-- RECORDED INFORMATION --
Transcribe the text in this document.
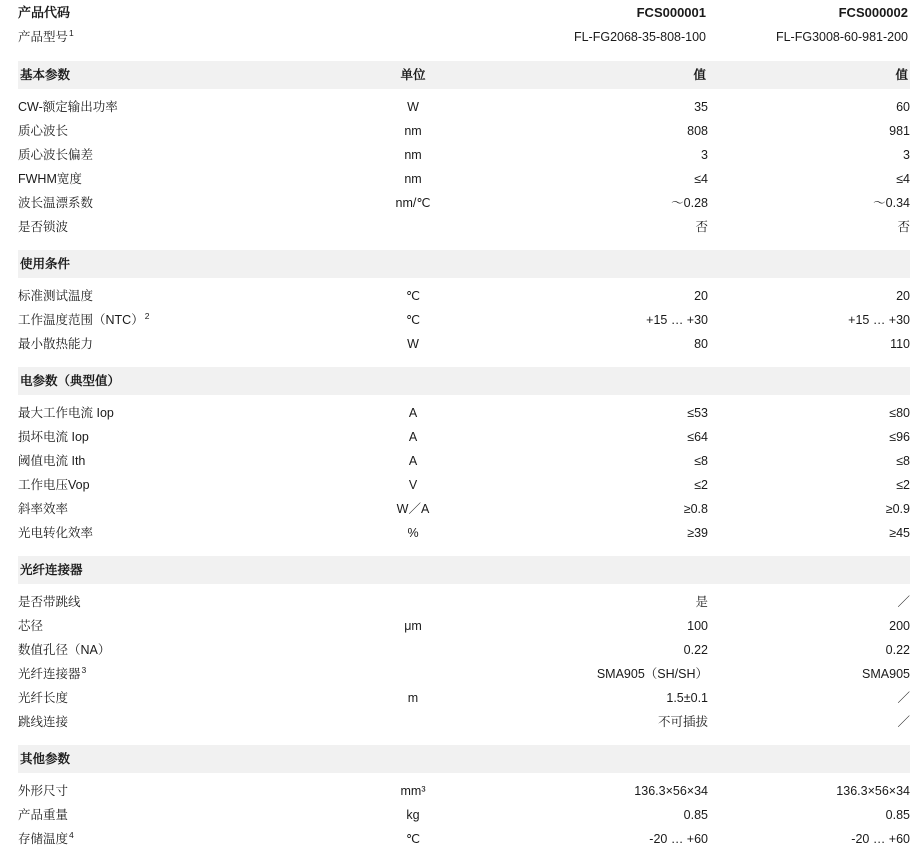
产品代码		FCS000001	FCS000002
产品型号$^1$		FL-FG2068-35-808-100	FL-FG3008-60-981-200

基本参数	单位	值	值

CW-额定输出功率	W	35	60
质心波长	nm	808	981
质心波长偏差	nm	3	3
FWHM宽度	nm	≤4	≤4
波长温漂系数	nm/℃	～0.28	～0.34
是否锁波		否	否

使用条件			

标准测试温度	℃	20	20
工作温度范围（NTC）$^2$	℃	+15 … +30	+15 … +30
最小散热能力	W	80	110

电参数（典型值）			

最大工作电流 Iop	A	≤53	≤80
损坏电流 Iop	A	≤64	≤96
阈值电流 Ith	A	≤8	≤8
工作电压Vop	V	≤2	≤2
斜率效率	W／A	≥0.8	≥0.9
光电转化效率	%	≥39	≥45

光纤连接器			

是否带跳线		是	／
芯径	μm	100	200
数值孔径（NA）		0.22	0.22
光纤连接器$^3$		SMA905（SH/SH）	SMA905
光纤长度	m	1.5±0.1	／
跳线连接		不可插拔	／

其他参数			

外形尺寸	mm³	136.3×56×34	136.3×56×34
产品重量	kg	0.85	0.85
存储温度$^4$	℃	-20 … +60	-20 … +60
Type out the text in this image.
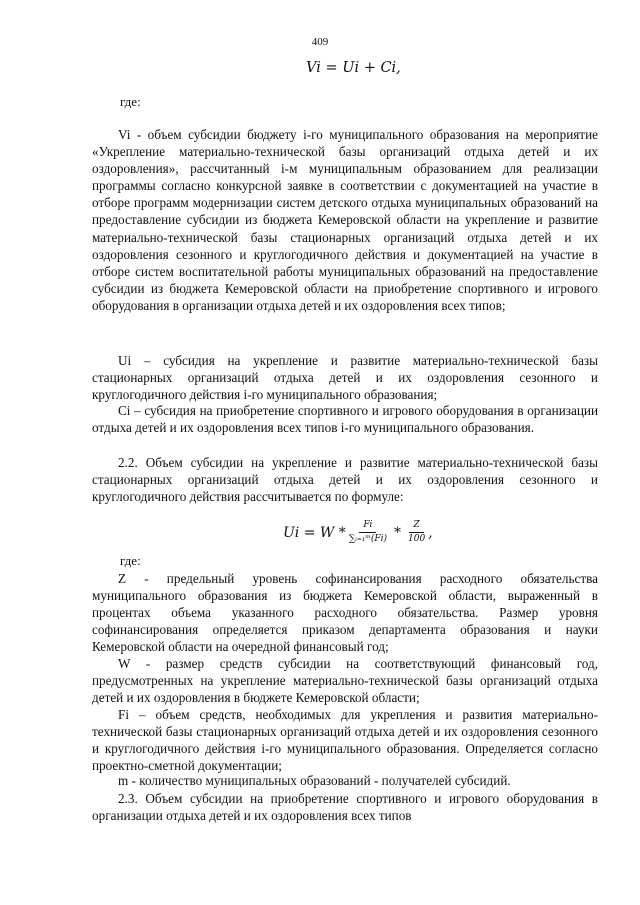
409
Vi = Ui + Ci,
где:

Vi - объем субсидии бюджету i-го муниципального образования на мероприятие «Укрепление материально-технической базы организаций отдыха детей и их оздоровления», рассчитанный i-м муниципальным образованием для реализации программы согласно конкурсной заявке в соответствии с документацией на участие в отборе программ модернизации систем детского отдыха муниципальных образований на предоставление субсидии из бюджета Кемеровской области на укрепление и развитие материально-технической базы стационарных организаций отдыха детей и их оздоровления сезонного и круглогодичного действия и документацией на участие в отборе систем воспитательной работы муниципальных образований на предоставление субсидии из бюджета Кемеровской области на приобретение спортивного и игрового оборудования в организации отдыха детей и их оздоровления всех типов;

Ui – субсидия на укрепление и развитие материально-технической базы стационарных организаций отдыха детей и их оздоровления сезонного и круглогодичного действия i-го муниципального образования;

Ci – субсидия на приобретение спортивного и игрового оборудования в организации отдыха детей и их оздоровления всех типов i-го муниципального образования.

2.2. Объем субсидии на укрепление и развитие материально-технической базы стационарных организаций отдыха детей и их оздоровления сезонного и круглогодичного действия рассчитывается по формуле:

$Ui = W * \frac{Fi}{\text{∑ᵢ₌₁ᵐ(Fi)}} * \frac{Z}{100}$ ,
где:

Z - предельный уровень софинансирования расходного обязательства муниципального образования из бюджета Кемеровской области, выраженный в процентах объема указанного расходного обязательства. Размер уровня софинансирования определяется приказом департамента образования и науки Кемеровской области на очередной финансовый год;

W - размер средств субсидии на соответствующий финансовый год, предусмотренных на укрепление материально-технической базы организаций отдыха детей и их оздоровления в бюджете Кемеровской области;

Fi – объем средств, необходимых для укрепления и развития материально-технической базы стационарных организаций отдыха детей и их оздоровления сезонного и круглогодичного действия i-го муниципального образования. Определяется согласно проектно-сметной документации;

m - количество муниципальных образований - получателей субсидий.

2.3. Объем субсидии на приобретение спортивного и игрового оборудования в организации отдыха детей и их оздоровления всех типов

-- STATED GOAL --
Collect each line holding the string "text".

-- OUTPUT FOR THIS EXERCISE --
Transcribe the text in this document.
Type out the text in this image.
$Ui = W * \frac{Fi}{\text{∑ᵢ₌₁ᵐ(Fi)}} * \frac{Z}{100}$ ,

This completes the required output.